Aim: Report the count of lines that carry the string "name", and add nothing.

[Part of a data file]
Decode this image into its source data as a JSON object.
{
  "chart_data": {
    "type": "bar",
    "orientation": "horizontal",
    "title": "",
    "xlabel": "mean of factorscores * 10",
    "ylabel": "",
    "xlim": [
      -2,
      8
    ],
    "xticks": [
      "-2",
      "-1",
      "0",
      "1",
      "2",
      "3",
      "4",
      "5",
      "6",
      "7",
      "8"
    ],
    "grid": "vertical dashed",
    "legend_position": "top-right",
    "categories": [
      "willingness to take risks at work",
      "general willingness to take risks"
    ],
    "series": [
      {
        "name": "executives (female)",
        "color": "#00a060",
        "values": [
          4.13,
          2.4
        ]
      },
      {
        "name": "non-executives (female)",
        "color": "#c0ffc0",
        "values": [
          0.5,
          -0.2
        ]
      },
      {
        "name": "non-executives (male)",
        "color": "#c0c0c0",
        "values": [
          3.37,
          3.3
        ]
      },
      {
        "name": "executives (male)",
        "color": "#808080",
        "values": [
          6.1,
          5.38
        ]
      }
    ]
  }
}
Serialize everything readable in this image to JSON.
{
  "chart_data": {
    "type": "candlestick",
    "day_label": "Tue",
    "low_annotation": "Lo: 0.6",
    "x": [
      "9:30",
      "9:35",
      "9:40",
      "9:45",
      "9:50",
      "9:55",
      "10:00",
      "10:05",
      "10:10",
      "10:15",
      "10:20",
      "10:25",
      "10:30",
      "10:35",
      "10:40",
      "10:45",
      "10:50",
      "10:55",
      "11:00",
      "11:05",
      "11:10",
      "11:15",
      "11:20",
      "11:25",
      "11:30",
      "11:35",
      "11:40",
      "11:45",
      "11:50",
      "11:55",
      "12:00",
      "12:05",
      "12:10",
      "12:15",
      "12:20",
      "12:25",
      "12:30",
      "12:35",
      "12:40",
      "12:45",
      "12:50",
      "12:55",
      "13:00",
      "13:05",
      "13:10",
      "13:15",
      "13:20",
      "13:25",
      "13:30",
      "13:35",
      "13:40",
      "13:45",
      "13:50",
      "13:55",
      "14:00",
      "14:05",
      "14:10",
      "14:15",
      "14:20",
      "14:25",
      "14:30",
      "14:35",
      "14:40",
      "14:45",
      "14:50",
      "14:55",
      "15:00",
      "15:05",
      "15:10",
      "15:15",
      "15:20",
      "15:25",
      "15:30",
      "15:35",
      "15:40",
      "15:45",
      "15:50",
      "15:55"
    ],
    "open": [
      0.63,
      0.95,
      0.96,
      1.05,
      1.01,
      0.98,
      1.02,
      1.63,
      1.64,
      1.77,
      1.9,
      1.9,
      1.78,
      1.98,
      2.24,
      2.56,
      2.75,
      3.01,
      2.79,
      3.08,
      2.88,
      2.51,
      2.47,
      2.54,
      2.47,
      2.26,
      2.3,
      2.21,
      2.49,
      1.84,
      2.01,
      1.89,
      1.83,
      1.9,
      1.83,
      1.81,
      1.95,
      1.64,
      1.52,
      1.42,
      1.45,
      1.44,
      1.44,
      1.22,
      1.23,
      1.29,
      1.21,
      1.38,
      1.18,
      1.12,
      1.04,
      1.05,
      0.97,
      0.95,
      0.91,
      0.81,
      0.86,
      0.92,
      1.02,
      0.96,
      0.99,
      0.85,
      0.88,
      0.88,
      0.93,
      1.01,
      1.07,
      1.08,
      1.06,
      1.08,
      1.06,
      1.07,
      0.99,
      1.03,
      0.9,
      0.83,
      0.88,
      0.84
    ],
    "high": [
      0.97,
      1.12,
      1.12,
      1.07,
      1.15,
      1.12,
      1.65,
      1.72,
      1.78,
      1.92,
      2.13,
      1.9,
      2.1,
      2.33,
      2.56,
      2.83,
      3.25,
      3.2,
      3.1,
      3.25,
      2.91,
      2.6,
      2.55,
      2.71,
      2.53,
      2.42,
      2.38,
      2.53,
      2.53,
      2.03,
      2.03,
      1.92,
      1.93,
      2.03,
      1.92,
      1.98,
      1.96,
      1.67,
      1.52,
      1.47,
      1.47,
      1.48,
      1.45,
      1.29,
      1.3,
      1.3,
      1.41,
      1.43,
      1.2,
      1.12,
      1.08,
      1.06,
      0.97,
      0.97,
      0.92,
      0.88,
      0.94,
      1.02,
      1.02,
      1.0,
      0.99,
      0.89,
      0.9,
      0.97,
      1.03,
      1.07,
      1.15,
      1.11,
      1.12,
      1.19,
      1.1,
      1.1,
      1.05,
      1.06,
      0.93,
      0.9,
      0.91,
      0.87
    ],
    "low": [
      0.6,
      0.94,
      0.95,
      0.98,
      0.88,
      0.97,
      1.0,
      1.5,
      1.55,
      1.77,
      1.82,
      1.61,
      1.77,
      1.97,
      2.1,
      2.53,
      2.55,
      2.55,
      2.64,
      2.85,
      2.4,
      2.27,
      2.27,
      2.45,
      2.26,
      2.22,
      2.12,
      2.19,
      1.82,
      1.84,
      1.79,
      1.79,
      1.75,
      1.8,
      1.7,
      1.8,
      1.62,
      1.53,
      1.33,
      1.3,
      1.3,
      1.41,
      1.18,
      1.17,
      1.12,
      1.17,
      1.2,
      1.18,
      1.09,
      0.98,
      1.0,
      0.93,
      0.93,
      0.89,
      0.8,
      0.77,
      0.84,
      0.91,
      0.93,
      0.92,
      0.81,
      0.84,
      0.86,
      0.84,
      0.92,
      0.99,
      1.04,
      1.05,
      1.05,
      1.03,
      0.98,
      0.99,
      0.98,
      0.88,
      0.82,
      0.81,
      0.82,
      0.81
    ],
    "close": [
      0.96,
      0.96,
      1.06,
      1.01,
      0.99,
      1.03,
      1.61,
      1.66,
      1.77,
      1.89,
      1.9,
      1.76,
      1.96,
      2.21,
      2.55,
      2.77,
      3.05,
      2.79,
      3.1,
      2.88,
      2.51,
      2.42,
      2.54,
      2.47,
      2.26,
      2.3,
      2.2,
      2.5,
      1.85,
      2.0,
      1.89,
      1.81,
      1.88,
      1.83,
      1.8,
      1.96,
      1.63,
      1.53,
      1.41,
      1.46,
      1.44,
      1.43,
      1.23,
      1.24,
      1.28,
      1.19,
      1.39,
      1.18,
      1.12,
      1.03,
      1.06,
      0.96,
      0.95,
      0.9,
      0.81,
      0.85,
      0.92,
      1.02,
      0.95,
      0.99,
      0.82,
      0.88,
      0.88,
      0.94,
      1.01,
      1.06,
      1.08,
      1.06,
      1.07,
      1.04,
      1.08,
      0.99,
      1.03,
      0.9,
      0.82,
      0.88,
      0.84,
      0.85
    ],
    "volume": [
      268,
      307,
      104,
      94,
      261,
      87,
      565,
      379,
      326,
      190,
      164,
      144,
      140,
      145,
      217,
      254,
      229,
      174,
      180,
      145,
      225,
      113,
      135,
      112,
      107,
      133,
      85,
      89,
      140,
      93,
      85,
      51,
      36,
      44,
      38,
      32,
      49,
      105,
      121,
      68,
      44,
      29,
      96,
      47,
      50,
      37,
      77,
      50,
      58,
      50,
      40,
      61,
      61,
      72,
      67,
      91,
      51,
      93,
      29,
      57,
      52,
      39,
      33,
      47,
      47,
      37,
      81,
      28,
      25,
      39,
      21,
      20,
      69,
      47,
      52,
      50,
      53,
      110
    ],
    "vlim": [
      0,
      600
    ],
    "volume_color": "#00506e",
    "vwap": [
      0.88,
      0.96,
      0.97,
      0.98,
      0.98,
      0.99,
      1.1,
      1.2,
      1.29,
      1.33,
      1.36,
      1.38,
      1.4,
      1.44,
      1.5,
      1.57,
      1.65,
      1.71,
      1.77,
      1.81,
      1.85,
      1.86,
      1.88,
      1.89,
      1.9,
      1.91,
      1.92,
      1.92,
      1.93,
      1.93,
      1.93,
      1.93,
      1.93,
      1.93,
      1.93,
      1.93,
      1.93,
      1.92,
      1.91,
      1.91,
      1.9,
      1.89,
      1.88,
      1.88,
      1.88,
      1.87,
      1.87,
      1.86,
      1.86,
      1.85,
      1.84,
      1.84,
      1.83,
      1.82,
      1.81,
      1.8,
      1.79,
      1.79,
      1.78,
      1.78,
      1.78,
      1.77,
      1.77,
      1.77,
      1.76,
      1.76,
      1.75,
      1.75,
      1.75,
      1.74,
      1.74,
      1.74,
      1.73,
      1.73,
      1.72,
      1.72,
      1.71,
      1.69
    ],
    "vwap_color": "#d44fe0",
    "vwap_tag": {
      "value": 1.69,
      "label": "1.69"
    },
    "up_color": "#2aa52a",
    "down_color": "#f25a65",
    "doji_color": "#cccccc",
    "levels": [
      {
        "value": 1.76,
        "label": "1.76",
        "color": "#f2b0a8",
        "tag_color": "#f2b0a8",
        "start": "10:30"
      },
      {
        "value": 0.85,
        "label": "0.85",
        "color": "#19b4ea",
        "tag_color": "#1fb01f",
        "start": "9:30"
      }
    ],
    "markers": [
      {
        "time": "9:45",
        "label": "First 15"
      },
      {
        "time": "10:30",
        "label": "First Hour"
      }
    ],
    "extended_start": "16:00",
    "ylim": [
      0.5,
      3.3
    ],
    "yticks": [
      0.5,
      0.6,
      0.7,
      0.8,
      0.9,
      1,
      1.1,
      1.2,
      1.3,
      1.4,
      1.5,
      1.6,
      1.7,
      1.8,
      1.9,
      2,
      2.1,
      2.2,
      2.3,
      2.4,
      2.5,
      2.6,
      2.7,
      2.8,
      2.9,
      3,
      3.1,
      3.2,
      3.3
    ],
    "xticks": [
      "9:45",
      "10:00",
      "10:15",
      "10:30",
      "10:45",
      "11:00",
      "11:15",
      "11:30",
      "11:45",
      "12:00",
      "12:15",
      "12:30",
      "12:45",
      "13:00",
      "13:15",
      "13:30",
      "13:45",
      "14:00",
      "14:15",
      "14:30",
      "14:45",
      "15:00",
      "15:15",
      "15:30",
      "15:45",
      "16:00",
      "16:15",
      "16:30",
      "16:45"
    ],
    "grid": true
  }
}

Solution to this problem: 4